[START]

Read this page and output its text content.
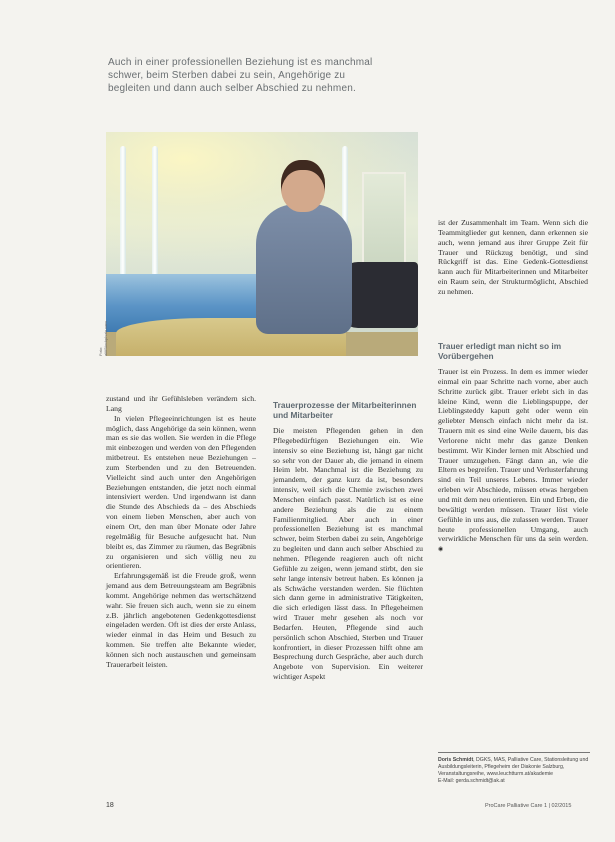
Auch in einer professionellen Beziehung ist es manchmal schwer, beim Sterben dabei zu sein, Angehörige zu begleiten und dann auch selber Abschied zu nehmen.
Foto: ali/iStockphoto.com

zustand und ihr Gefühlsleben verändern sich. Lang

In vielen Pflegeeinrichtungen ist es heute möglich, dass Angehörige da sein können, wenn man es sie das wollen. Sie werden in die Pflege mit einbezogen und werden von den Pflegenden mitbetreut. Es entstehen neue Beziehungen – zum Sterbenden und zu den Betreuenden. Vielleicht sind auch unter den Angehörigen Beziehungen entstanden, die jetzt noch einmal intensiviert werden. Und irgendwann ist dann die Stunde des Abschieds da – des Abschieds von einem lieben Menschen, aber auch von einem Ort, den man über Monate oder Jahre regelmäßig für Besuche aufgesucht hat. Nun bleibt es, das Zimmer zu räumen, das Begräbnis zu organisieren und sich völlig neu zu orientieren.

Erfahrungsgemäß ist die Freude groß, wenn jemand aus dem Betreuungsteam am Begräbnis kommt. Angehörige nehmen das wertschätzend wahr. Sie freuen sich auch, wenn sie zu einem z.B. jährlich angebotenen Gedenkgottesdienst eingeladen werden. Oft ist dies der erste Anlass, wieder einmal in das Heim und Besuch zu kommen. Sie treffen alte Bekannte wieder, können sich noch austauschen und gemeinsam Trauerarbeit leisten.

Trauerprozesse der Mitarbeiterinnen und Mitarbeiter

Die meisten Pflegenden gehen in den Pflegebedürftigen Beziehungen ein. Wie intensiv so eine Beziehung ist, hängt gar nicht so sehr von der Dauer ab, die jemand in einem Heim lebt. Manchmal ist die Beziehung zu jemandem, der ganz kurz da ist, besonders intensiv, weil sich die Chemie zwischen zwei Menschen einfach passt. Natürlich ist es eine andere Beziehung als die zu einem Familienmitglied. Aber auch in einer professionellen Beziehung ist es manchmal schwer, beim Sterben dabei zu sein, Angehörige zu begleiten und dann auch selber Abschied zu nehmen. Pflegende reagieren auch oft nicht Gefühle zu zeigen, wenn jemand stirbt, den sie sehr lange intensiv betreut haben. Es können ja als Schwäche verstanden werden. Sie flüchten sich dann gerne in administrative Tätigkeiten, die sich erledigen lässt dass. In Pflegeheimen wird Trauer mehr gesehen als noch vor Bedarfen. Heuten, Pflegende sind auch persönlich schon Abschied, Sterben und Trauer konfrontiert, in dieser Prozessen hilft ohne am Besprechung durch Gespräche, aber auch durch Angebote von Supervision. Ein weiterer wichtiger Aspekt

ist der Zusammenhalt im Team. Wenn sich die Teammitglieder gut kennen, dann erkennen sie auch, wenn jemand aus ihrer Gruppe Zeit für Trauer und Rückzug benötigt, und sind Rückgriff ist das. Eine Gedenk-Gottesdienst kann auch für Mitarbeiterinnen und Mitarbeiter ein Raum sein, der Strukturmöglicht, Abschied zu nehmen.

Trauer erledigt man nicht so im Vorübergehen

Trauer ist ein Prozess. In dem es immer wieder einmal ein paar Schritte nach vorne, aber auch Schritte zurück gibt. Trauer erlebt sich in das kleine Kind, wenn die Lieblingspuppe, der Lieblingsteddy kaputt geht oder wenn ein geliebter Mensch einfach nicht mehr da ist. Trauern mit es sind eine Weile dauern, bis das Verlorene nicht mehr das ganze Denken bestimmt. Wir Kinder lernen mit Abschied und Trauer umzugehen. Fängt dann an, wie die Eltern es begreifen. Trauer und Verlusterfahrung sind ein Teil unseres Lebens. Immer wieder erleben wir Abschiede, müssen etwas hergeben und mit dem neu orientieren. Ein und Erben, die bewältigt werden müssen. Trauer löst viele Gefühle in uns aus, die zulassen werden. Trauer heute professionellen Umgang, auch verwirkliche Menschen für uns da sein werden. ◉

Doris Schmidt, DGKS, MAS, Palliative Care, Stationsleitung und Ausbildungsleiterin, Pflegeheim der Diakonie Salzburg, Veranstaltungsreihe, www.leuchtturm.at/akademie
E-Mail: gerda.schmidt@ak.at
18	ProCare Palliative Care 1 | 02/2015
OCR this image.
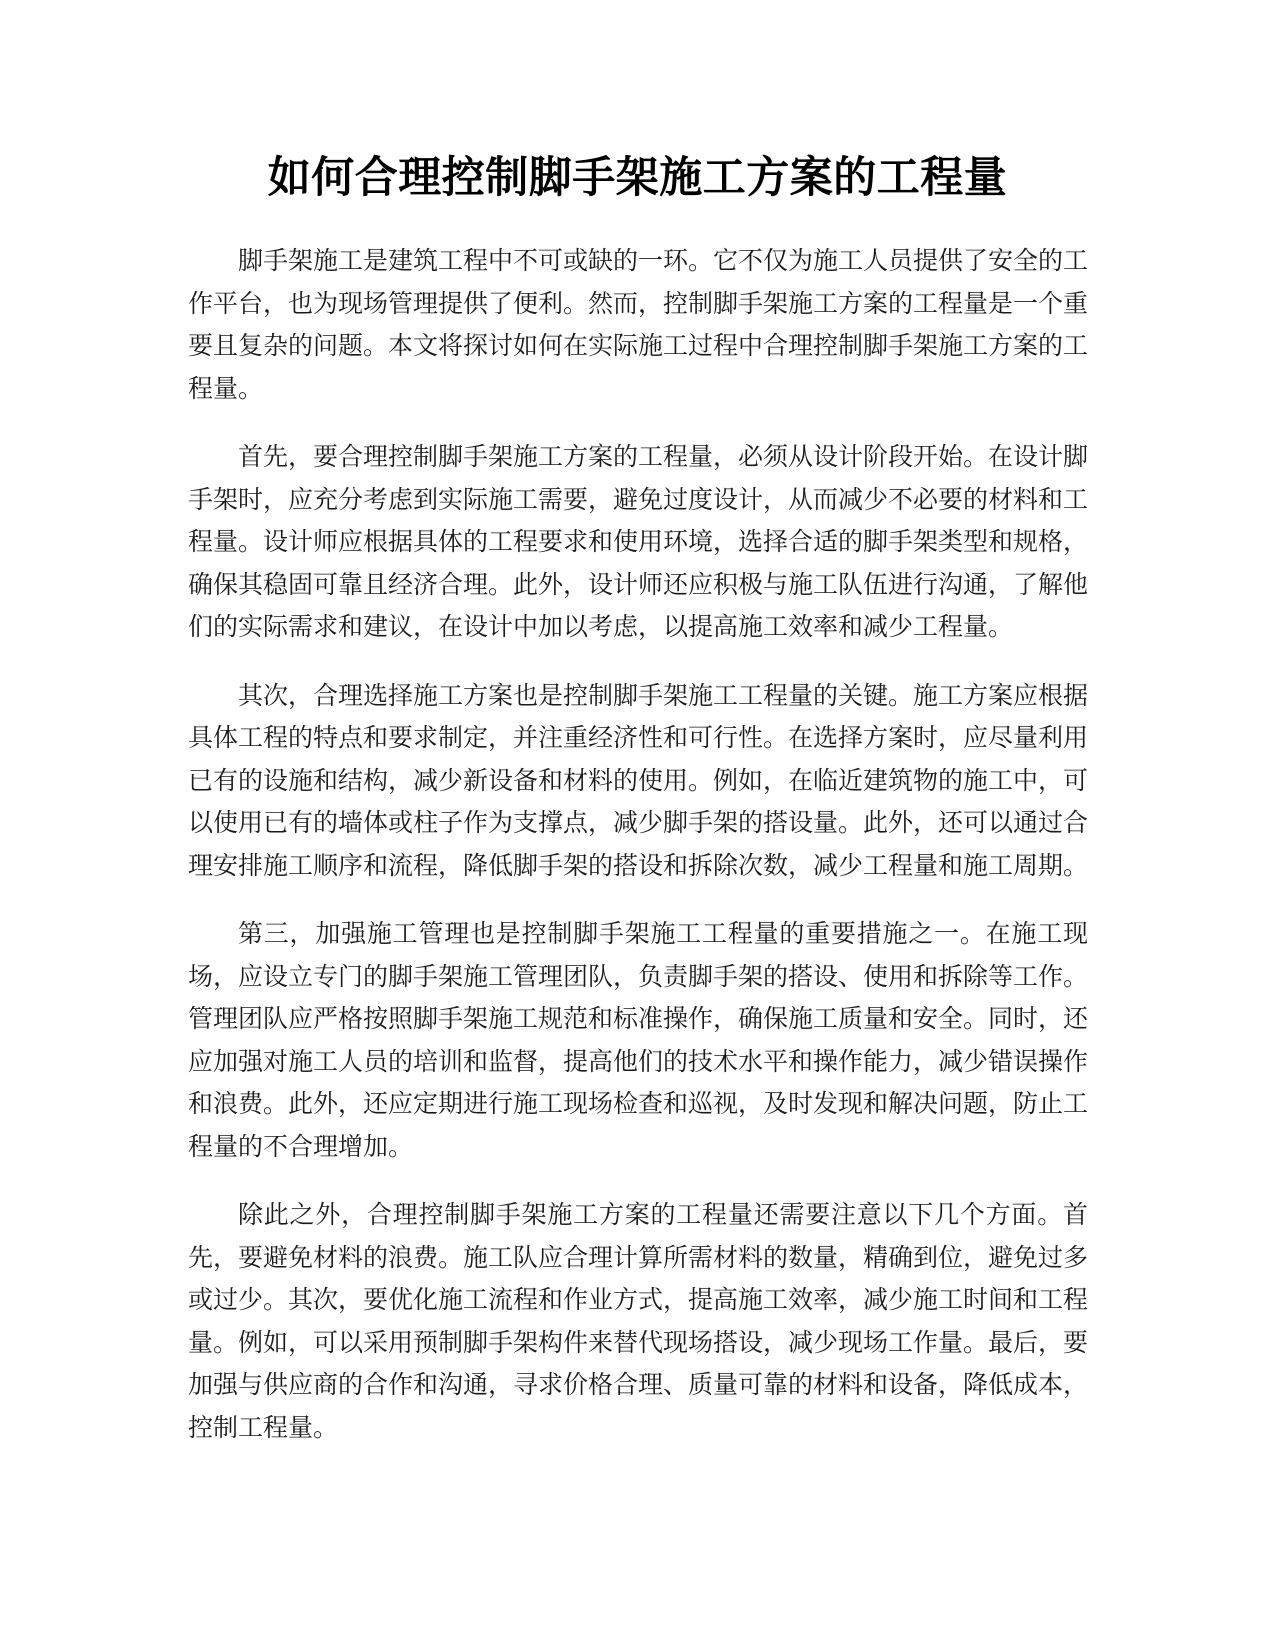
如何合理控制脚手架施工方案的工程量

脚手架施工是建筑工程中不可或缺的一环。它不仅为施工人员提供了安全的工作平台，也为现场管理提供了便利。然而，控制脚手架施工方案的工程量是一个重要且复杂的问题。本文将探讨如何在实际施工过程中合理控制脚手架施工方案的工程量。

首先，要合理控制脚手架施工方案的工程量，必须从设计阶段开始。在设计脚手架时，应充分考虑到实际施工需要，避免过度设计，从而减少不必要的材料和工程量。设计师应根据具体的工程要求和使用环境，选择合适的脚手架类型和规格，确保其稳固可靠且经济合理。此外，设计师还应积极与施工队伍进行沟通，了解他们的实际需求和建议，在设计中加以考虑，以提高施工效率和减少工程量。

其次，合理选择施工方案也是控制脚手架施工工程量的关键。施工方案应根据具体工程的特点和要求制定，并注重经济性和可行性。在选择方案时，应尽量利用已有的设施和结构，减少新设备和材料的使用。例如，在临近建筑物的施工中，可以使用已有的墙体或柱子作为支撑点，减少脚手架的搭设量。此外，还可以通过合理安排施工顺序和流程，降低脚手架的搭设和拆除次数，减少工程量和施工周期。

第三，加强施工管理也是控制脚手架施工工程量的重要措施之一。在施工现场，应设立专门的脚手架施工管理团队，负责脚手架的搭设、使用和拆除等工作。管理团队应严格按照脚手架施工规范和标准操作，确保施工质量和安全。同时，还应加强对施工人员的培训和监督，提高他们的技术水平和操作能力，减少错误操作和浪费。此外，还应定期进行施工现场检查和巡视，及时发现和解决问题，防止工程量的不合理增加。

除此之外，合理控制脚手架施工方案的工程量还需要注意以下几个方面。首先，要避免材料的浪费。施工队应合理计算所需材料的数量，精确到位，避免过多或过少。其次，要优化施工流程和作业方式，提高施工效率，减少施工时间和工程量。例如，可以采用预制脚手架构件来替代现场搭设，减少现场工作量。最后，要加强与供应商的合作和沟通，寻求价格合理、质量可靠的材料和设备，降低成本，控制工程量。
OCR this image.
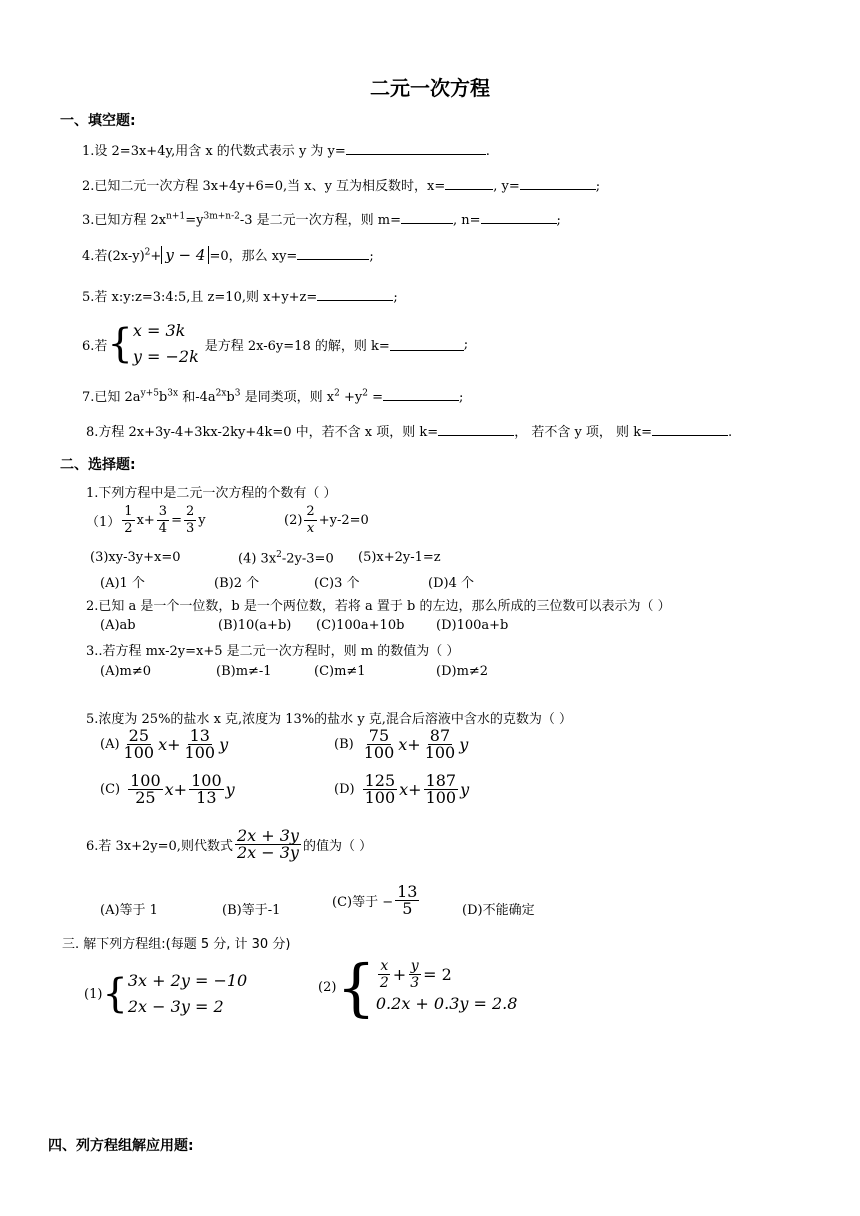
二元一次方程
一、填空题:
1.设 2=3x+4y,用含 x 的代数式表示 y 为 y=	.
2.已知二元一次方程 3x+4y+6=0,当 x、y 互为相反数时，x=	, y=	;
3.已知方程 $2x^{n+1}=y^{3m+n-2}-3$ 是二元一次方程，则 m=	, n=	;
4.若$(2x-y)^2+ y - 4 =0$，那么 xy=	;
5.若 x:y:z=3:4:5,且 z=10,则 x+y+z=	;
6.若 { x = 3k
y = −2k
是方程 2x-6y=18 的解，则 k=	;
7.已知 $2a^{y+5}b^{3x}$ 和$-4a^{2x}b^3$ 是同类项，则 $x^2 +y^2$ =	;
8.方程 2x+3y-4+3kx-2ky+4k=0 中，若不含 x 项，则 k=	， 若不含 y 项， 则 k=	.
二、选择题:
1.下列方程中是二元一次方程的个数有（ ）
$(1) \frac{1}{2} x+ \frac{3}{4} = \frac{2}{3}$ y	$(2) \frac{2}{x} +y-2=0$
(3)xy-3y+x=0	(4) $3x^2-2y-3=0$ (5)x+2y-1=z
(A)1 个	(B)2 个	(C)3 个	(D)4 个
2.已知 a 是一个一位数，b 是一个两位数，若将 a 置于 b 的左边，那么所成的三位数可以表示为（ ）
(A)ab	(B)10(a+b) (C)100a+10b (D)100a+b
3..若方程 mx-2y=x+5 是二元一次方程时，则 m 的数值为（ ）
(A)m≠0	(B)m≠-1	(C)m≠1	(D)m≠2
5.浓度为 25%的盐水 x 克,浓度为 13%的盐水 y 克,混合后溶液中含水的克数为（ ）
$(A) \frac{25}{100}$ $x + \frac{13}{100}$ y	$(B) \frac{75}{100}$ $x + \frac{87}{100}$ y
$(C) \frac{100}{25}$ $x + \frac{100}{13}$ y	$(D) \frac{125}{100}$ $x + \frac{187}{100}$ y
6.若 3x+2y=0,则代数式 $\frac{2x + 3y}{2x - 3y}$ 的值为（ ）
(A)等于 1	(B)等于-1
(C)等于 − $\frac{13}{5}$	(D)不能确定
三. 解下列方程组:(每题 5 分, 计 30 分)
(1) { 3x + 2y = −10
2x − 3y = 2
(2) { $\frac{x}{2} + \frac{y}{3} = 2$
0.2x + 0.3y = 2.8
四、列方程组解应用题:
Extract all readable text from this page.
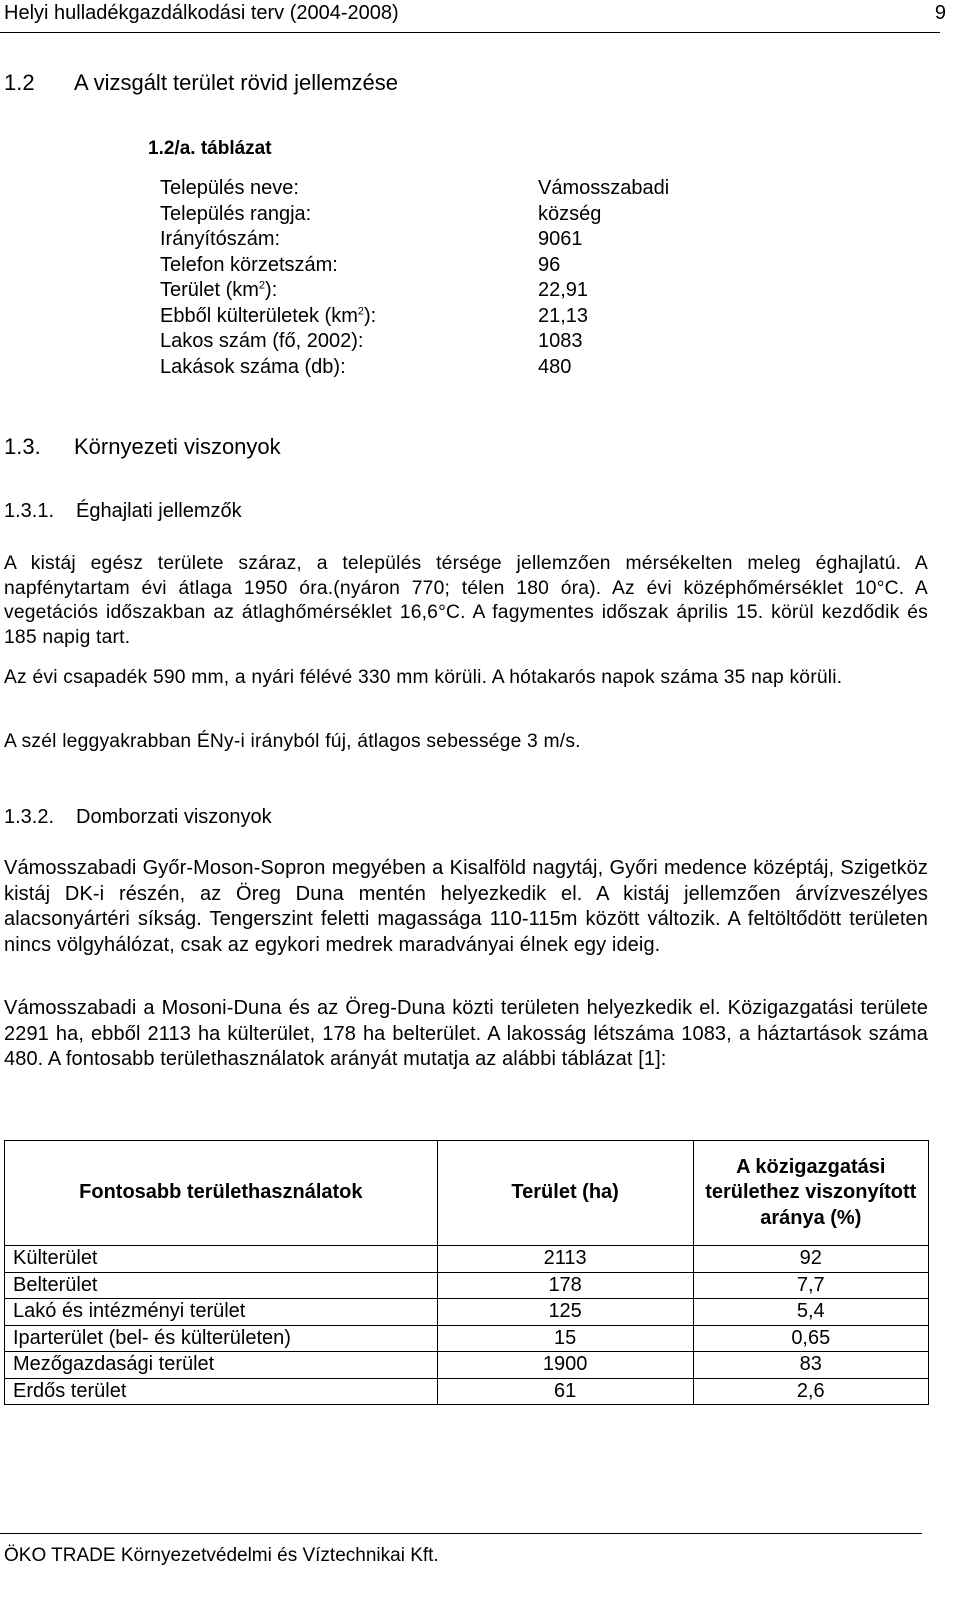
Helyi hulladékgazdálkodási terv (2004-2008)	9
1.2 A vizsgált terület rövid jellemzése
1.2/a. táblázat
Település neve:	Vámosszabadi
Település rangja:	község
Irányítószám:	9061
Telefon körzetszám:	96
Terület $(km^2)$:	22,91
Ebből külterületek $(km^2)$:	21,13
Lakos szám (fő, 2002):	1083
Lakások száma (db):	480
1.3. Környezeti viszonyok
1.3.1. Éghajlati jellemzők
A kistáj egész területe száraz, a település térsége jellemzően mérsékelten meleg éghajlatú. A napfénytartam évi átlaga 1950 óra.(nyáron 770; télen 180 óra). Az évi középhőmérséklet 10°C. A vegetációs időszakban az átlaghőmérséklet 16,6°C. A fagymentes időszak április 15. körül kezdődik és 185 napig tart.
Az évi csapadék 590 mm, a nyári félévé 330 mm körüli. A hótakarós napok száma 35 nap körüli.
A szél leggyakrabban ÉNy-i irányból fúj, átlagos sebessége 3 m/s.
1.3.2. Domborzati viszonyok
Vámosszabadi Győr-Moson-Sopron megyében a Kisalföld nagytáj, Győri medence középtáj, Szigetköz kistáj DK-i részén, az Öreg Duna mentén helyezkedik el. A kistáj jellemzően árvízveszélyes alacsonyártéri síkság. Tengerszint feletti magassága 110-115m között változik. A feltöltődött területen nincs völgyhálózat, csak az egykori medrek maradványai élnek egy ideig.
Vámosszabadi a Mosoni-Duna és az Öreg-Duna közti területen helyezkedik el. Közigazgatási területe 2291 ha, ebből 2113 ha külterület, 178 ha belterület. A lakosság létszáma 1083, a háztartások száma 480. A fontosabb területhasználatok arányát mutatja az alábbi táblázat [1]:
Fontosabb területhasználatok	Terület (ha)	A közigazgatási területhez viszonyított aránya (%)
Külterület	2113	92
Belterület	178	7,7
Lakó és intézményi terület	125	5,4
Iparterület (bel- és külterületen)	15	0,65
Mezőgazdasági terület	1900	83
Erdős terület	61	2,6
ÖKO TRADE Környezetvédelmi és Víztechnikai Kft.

[END]

> **Exercise task**
Your answer should be a single number: the count of lines that contain "Care".

> **The completed task**
2